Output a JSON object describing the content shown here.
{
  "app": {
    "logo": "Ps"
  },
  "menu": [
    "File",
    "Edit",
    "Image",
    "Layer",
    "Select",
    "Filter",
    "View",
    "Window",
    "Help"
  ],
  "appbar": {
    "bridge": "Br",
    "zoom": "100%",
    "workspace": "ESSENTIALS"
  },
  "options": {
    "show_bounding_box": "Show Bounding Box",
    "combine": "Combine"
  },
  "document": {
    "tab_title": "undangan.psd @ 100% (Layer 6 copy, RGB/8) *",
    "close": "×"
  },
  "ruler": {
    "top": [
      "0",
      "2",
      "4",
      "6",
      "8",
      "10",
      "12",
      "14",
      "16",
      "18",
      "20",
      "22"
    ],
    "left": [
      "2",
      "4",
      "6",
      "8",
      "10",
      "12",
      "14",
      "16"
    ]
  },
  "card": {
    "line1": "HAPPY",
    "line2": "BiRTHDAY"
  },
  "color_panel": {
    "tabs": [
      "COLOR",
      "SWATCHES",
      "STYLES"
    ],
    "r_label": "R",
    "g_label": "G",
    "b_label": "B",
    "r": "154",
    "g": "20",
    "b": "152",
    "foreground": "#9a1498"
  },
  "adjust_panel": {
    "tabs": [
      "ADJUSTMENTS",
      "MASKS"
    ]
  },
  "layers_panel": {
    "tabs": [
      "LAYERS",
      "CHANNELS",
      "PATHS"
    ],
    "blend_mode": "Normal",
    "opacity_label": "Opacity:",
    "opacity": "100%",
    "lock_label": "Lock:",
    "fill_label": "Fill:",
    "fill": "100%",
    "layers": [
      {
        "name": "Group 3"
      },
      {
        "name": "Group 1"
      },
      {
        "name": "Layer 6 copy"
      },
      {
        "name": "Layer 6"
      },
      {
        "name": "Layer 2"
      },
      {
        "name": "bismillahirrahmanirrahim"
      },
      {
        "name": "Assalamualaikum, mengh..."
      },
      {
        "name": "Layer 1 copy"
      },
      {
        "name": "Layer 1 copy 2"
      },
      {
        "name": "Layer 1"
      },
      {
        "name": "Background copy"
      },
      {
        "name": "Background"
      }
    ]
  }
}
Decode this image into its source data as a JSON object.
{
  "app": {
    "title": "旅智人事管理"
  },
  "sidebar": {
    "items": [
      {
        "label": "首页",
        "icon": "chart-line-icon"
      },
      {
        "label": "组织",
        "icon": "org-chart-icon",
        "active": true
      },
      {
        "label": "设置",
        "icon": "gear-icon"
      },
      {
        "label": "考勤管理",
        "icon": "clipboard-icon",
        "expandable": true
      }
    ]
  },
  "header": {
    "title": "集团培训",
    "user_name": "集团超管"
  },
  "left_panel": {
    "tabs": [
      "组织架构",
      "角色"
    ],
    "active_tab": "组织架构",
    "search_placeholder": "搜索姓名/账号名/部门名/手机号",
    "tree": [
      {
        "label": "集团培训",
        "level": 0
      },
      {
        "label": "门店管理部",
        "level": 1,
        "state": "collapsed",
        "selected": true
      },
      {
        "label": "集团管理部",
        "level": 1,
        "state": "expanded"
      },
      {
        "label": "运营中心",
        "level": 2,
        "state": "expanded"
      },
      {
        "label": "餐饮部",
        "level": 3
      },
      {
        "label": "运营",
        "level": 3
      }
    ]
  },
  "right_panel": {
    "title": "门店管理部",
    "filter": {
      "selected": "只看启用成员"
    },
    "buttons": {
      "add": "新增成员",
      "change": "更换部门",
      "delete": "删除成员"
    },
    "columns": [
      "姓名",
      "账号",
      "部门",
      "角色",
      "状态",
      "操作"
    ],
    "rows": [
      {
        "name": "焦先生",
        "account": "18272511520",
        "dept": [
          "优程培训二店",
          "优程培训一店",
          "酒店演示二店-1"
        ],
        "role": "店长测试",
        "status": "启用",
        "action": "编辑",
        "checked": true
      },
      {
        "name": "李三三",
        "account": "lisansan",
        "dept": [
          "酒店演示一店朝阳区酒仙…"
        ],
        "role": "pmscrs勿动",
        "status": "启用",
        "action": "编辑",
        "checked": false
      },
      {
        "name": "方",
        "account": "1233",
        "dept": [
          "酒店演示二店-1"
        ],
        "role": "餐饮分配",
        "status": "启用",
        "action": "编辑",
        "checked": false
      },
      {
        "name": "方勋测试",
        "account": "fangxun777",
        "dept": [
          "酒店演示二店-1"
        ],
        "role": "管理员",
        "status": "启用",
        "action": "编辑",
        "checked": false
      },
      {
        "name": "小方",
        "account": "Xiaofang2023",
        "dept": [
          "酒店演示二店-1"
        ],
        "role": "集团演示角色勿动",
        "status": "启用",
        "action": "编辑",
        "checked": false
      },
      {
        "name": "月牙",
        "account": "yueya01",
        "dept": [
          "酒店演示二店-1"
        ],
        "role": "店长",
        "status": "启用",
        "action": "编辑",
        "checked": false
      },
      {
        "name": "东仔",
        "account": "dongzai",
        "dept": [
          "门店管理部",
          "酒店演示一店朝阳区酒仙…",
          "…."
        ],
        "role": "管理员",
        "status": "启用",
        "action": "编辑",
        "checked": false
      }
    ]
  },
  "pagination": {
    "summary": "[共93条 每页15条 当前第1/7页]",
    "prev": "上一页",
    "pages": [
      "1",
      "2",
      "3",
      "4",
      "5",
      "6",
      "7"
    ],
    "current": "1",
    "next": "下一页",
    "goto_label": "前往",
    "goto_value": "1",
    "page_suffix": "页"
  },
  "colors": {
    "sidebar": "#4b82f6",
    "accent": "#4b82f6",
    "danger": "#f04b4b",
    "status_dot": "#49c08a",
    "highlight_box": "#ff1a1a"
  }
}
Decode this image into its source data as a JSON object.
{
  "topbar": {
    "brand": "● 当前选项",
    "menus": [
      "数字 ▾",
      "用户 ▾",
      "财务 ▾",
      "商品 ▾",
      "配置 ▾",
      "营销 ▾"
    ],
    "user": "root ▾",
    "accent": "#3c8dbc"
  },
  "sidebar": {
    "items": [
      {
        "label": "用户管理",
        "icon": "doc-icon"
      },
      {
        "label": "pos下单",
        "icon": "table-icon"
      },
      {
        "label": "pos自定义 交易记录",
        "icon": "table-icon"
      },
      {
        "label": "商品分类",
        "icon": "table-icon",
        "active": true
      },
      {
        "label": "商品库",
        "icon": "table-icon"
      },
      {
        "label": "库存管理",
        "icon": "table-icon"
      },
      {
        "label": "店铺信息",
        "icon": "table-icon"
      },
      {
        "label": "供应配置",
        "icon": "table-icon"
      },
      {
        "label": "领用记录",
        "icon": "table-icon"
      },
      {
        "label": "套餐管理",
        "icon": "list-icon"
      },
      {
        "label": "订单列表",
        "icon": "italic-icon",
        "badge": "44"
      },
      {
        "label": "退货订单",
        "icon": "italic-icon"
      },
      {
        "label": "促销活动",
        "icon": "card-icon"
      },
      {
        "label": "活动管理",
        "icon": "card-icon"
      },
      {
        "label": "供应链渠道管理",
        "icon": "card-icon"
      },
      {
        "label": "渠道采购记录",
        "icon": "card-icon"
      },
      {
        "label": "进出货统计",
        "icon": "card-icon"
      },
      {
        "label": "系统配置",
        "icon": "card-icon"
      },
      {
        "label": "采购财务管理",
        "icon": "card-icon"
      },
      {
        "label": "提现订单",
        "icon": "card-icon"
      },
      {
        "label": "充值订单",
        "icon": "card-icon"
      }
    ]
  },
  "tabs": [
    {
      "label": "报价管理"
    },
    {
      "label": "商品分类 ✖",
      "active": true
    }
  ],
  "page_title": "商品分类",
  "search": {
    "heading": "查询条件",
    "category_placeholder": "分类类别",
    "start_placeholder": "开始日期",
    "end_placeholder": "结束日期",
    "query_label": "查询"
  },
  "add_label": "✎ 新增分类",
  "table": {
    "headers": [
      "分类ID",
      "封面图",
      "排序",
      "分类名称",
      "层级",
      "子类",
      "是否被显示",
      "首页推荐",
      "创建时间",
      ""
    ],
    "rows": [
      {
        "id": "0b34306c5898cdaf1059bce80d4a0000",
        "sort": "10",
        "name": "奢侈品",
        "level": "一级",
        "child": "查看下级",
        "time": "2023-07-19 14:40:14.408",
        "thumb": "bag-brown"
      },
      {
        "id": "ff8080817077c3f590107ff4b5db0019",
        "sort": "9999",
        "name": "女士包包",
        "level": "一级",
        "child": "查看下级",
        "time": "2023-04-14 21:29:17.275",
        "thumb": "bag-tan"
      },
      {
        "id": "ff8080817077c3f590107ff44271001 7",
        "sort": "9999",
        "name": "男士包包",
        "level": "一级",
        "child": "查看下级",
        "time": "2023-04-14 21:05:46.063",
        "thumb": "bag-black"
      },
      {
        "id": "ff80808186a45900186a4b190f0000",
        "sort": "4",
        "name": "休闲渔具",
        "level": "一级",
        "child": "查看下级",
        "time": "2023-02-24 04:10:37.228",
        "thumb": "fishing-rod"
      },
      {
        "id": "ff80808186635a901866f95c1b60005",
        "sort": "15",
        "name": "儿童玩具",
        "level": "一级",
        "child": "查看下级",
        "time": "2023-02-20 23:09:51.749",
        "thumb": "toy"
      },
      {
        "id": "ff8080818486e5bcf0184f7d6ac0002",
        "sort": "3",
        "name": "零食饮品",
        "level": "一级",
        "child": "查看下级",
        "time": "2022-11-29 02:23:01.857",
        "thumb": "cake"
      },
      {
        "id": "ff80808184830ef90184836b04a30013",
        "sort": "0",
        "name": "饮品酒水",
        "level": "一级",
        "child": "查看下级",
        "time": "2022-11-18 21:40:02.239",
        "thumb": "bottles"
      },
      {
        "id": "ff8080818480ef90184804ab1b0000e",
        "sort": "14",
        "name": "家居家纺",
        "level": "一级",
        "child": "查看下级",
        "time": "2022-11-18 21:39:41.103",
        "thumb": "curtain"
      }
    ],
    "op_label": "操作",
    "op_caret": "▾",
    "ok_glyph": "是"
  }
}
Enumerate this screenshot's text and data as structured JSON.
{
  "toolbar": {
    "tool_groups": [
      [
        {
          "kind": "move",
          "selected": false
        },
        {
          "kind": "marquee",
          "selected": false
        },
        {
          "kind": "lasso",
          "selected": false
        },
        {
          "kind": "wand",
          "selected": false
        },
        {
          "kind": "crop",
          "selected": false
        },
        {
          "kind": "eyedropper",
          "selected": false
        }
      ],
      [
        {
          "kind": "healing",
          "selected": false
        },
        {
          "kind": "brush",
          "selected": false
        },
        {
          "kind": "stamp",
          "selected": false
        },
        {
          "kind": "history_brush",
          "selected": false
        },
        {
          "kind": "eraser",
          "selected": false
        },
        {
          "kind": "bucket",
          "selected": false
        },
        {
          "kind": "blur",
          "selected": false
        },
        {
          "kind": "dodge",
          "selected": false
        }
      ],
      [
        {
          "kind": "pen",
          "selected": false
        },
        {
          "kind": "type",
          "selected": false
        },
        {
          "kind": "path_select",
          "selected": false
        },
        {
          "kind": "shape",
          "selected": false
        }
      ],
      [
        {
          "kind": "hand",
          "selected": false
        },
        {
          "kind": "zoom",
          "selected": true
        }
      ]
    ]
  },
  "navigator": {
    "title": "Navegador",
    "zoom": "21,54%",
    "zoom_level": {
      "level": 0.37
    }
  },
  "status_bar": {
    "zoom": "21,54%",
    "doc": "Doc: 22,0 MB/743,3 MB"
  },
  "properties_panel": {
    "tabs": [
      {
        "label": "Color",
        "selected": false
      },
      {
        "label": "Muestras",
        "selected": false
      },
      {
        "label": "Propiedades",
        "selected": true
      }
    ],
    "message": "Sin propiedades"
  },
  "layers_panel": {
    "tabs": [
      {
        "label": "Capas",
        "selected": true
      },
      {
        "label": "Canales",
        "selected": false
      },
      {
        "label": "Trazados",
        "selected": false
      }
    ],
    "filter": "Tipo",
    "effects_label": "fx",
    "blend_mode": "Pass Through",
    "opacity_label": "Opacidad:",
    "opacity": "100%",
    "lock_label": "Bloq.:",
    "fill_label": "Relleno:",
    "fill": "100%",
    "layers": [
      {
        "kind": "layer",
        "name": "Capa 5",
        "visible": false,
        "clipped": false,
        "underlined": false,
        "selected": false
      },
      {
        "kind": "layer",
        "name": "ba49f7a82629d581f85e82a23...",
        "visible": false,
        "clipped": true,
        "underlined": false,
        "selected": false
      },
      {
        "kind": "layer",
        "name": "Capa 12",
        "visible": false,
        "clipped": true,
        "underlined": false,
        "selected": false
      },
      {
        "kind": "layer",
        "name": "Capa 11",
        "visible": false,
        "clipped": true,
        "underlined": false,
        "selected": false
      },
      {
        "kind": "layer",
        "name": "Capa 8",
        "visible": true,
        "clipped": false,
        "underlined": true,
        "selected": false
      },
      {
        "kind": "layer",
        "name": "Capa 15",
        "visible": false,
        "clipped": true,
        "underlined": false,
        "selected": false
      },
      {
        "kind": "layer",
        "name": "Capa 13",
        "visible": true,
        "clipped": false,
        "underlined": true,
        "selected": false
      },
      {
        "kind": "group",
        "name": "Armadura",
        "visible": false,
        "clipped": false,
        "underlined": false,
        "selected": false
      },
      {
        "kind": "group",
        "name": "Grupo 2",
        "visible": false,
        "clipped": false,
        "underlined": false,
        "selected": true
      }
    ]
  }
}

++++++++++++++++++++

Compute the number of lines above that contain the string "role". Reply with that value only.

7